- GIVEN TASK
The entries below contain pictures. Retype everything except those pictures, exactly as given.

- EXERCISE INPUT
▼▼▼

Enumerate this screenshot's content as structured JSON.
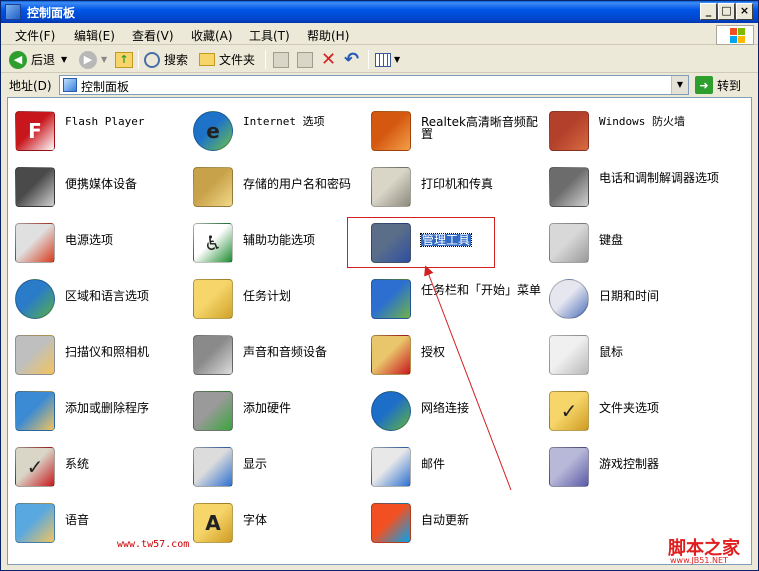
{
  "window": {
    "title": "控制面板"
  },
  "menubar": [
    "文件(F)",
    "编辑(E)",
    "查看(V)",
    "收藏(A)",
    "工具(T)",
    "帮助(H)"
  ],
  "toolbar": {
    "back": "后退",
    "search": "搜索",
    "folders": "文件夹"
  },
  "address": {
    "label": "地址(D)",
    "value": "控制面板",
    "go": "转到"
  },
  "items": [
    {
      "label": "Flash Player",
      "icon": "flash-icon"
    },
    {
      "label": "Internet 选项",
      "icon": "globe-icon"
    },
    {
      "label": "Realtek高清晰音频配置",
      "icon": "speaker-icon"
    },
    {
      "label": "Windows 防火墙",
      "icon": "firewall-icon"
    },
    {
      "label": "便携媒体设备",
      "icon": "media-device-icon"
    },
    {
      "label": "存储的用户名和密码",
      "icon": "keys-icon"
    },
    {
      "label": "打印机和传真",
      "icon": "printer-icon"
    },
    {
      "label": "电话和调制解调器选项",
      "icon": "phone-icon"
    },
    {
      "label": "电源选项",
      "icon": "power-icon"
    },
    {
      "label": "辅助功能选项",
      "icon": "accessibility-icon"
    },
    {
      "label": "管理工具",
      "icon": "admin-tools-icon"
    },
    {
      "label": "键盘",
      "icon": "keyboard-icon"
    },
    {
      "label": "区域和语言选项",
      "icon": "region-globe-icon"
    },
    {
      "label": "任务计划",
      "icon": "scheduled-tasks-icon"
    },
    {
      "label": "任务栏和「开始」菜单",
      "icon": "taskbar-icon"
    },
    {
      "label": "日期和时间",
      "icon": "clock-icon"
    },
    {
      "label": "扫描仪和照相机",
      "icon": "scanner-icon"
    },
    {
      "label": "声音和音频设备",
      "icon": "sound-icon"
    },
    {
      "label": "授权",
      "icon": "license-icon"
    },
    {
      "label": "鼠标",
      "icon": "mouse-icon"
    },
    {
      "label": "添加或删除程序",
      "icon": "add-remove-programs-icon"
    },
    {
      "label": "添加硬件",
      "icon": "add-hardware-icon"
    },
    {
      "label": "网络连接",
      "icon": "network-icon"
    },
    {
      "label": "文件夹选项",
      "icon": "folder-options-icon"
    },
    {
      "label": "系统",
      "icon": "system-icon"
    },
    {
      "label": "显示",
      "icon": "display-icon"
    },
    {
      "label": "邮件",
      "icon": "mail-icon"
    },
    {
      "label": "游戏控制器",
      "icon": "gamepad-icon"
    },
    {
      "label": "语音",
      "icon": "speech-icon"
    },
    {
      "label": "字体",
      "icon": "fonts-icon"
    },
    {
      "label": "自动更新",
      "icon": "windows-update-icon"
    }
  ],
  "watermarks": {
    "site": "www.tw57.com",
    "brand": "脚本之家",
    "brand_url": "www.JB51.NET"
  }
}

▲▲▲

- SOLUTION TO THE EXERCISE
Enumerate this screenshot's content as structured JSON.
{
  "window": {
    "title": "控制面板"
  },
  "menubar": [
    "文件(F)",
    "编辑(E)",
    "查看(V)",
    "收藏(A)",
    "工具(T)",
    "帮助(H)"
  ],
  "toolbar": {
    "back": "后退",
    "search": "搜索",
    "folders": "文件夹"
  },
  "address": {
    "label": "地址(D)",
    "value": "控制面板",
    "go": "转到"
  },
  "items": [
    {
      "label": "Flash Player",
      "icon": "flash-icon"
    },
    {
      "label": "Internet 选项",
      "icon": "globe-icon"
    },
    {
      "label": "Realtek高清晰音频配置",
      "icon": "speaker-icon"
    },
    {
      "label": "Windows 防火墙",
      "icon": "firewall-icon"
    },
    {
      "label": "便携媒体设备",
      "icon": "media-device-icon"
    },
    {
      "label": "存储的用户名和密码",
      "icon": "keys-icon"
    },
    {
      "label": "打印机和传真",
      "icon": "printer-icon"
    },
    {
      "label": "电话和调制解调器选项",
      "icon": "phone-icon"
    },
    {
      "label": "电源选项",
      "icon": "power-icon"
    },
    {
      "label": "辅助功能选项",
      "icon": "accessibility-icon"
    },
    {
      "label": "管理工具",
      "icon": "admin-tools-icon"
    },
    {
      "label": "键盘",
      "icon": "keyboard-icon"
    },
    {
      "label": "区域和语言选项",
      "icon": "region-globe-icon"
    },
    {
      "label": "任务计划",
      "icon": "scheduled-tasks-icon"
    },
    {
      "label": "任务栏和「开始」菜单",
      "icon": "taskbar-icon"
    },
    {
      "label": "日期和时间",
      "icon": "clock-icon"
    },
    {
      "label": "扫描仪和照相机",
      "icon": "scanner-icon"
    },
    {
      "label": "声音和音频设备",
      "icon": "sound-icon"
    },
    {
      "label": "授权",
      "icon": "license-icon"
    },
    {
      "label": "鼠标",
      "icon": "mouse-icon"
    },
    {
      "label": "添加或删除程序",
      "icon": "add-remove-programs-icon"
    },
    {
      "label": "添加硬件",
      "icon": "add-hardware-icon"
    },
    {
      "label": "网络连接",
      "icon": "network-icon"
    },
    {
      "label": "文件夹选项",
      "icon": "folder-options-icon"
    },
    {
      "label": "系统",
      "icon": "system-icon"
    },
    {
      "label": "显示",
      "icon": "display-icon"
    },
    {
      "label": "邮件",
      "icon": "mail-icon"
    },
    {
      "label": "游戏控制器",
      "icon": "gamepad-icon"
    },
    {
      "label": "语音",
      "icon": "speech-icon"
    },
    {
      "label": "字体",
      "icon": "fonts-icon"
    },
    {
      "label": "自动更新",
      "icon": "windows-update-icon"
    }
  ],
  "watermarks": {
    "site": "www.tw57.com",
    "brand": "脚本之家",
    "brand_url": "www.JB51.NET"
  }
}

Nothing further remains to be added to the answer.